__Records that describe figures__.
* * * *
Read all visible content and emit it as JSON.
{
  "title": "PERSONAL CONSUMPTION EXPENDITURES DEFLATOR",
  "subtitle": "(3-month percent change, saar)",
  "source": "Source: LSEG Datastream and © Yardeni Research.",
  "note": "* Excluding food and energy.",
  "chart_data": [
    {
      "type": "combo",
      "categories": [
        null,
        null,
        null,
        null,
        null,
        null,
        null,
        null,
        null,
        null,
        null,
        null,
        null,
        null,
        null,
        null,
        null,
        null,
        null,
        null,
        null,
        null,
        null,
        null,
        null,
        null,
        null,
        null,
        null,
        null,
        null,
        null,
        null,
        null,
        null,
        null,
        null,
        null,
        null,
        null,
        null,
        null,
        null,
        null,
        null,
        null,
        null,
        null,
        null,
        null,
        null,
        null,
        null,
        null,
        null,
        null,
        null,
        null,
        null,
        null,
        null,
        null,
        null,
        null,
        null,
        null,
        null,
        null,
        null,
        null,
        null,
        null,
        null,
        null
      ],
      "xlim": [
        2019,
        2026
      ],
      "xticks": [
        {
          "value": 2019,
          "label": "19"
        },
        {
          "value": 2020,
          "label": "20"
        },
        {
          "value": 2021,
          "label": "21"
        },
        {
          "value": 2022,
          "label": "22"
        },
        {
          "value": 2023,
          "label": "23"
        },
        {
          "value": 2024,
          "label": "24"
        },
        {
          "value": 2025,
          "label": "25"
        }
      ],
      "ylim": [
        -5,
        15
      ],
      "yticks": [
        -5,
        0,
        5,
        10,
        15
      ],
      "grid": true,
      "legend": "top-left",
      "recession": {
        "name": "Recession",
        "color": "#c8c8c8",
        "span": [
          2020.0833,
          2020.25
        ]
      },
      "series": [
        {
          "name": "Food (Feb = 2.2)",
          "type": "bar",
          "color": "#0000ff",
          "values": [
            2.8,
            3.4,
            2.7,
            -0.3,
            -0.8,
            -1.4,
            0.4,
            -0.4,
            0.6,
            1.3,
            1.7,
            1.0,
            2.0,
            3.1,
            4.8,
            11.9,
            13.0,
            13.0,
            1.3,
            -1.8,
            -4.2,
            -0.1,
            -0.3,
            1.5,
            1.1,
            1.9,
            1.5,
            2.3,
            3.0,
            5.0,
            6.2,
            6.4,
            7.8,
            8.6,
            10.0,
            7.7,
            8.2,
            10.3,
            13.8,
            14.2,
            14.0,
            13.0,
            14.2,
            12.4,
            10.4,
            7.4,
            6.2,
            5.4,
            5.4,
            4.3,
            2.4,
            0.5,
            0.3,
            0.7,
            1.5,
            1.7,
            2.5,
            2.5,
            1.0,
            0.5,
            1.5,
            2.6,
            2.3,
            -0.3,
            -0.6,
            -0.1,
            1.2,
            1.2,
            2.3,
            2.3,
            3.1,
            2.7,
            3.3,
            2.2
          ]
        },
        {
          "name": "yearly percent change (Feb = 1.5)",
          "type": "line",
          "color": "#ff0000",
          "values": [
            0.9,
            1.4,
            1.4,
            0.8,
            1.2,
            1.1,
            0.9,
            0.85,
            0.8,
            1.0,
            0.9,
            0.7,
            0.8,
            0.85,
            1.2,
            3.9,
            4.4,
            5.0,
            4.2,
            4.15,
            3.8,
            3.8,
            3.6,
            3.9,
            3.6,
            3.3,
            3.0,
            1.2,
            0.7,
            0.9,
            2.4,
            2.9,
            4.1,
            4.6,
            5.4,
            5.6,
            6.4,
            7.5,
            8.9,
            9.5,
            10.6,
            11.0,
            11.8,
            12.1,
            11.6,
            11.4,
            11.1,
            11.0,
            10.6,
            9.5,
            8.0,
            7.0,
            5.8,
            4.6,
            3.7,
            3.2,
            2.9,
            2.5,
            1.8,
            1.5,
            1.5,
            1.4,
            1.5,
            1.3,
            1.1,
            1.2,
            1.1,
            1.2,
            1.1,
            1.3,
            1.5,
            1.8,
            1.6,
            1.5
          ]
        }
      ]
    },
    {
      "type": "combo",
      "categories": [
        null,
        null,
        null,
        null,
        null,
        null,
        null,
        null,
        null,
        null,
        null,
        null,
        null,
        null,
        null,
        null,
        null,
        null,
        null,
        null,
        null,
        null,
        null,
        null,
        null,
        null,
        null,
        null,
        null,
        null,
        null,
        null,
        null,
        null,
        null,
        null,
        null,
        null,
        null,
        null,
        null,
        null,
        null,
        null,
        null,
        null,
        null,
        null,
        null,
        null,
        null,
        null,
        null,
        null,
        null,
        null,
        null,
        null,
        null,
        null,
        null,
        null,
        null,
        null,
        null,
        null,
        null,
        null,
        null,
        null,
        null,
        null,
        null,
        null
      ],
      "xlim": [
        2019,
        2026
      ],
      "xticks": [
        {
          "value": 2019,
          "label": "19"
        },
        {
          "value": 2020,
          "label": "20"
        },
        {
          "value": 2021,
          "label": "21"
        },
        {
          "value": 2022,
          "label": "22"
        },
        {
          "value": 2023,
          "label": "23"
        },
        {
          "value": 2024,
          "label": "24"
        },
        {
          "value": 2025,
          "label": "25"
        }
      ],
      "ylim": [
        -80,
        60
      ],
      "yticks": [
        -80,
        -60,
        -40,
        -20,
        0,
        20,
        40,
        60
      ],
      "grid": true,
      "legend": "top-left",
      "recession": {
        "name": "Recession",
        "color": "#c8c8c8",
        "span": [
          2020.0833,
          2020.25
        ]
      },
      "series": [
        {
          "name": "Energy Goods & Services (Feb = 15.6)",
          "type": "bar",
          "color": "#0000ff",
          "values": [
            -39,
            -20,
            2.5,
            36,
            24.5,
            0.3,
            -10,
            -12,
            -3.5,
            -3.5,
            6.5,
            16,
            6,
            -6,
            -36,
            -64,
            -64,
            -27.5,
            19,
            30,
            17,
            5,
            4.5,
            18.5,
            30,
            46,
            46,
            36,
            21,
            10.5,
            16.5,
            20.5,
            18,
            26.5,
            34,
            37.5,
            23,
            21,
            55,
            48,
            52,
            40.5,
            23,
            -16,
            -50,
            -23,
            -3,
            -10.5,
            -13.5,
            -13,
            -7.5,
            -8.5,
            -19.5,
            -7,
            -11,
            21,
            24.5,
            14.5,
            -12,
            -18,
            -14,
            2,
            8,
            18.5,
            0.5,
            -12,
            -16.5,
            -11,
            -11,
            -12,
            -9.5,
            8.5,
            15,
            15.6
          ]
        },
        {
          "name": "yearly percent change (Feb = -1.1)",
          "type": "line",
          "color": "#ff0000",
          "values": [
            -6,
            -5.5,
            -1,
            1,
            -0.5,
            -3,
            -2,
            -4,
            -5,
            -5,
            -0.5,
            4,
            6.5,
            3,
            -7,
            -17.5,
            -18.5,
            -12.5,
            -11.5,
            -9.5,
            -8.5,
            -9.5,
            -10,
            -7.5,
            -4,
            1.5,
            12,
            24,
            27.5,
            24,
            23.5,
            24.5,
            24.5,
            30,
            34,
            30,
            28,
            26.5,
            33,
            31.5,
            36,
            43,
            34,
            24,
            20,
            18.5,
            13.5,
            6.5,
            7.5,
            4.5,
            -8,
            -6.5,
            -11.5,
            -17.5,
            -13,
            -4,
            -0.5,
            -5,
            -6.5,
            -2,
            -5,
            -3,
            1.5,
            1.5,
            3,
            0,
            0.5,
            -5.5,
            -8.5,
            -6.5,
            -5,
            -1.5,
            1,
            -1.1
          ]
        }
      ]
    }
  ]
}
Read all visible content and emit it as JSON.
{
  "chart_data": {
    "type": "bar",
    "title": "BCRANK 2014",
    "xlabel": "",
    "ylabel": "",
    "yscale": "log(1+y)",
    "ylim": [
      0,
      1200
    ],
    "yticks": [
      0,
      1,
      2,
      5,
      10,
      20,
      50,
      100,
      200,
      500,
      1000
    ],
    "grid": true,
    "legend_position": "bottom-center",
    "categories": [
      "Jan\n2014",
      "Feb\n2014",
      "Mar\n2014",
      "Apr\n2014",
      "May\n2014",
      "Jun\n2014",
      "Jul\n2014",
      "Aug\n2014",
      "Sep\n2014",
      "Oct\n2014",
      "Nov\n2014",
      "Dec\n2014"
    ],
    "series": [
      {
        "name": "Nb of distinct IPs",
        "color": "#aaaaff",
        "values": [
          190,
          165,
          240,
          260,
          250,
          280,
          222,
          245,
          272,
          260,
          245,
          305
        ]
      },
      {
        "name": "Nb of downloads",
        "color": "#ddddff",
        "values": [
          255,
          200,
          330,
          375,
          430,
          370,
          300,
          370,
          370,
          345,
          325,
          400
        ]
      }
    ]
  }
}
* * * *
__STATED PROBLEM__.
Your task is to gather every line with the word "name" and copy it.

__RESULT FOR THIS TASK__.
        "name": "Recession",
          "name": "Food (Feb = 2.2)",
          "name": "yearly percent change (Feb = 1.5)",
        "name": "Recession",
          "name": "Energy Goods & Services (Feb = 15.6)",
          "name": "yearly percent change (Feb = -1.1)",
        "name": "Nb of distinct IPs",
        "name": "Nb of downloads",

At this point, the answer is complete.